-- Start --

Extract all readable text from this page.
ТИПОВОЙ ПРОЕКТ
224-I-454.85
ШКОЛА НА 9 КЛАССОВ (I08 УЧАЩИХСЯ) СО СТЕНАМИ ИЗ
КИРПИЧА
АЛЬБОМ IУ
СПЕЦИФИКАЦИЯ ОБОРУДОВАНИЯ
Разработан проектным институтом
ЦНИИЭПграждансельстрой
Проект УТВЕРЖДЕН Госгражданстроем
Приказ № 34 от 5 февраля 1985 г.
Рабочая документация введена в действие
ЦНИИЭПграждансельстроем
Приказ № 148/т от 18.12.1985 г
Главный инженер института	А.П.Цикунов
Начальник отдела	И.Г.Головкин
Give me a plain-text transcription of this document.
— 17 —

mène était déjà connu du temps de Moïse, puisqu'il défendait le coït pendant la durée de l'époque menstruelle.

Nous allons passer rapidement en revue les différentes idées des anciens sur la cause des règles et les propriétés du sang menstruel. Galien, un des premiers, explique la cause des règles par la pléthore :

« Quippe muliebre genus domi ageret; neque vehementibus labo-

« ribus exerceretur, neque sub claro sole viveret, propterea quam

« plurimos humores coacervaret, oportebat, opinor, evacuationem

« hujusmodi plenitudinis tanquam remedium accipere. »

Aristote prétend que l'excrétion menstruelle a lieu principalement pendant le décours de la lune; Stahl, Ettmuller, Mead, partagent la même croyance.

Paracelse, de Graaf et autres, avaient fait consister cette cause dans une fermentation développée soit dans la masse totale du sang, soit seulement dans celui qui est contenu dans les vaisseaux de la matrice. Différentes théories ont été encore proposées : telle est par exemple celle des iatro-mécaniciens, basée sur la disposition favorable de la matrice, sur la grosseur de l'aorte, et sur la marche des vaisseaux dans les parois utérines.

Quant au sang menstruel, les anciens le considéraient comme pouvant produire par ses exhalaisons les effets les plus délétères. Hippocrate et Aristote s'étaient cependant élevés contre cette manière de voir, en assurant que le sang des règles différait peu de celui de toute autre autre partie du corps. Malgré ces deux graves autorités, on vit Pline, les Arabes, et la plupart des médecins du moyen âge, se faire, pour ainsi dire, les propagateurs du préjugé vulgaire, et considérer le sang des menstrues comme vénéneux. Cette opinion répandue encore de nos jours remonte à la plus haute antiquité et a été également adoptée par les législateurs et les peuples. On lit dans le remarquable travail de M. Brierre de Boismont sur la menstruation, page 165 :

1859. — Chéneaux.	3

-- End --

§ Exercise: Quote each line above in full, word for word.

§ Completed exercise:
Extract all readable text from this page.
ТИПОВОЙ ПРОЕКТ
224-I-454.85
ШКОЛА НА 9 КЛАССОВ (I08 УЧАЩИХСЯ) СО СТЕНАМИ ИЗ
КИРПИЧА
АЛЬБОМ IУ
СПЕЦИФИКАЦИЯ ОБОРУДОВАНИЯ
Разработан проектным институтом
ЦНИИЭПграждансельстрой
Проект УТВЕРЖДЕН Госгражданстроем
Приказ № 34 от 5 февраля 1985 г.
Рабочая документация введена в действие
ЦНИИЭПграждансельстроем
Приказ № 148/т от 18.12.1985 г
Главный инженер института	А.П.Цикунов
Начальник отдела	И.Г.Головкин
Give me a plain-text transcription of this document.
— 17 —

mène était déjà connu du temps de Moïse, puisqu'il défendait le coït pendant la durée de l'époque menstruelle.

Nous allons passer rapidement en revue les différentes idées des anciens sur la cause des règles et les propriétés du sang menstruel. Galien, un des premiers, explique la cause des règles par la pléthore :

« Quippe muliebre genus domi ageret; neque vehementibus labo-

« ribus exerceretur, neque sub claro sole viveret, propterea quam

« plurimos humores coacervaret, oportebat, opinor, evacuationem

« hujusmodi plenitudinis tanquam remedium accipere. »

Aristote prétend que l'excrétion menstruelle a lieu principalement pendant le décours de la lune; Stahl, Ettmuller, Mead, partagent la même croyance.

Paracelse, de Graaf et autres, avaient fait consister cette cause dans une fermentation développée soit dans la masse totale du sang, soit seulement dans celui qui est contenu dans les vaisseaux de la matrice. Différentes théories ont été encore proposées : telle est par exemple celle des iatro-mécaniciens, basée sur la disposition favorable de la matrice, sur la grosseur de l'aorte, et sur la marche des vaisseaux dans les parois utérines.

Quant au sang menstruel, les anciens le considéraient comme pouvant produire par ses exhalaisons les effets les plus délétères. Hippocrate et Aristote s'étaient cependant élevés contre cette manière de voir, en assurant que le sang des règles différait peu de celui de toute autre autre partie du corps. Malgré ces deux graves autorités, on vit Pline, les Arabes, et la plupart des médecins du moyen âge, se faire, pour ainsi dire, les propagateurs du préjugé vulgaire, et considérer le sang des menstrues comme vénéneux. Cette opinion répandue encore de nos jours remonte à la plus haute antiquité et a été également adoptée par les législateurs et les peuples. On lit dans le remarquable travail de M. Brierre de Boismont sur la menstruation, page 165 :

1859. — Chéneaux.	3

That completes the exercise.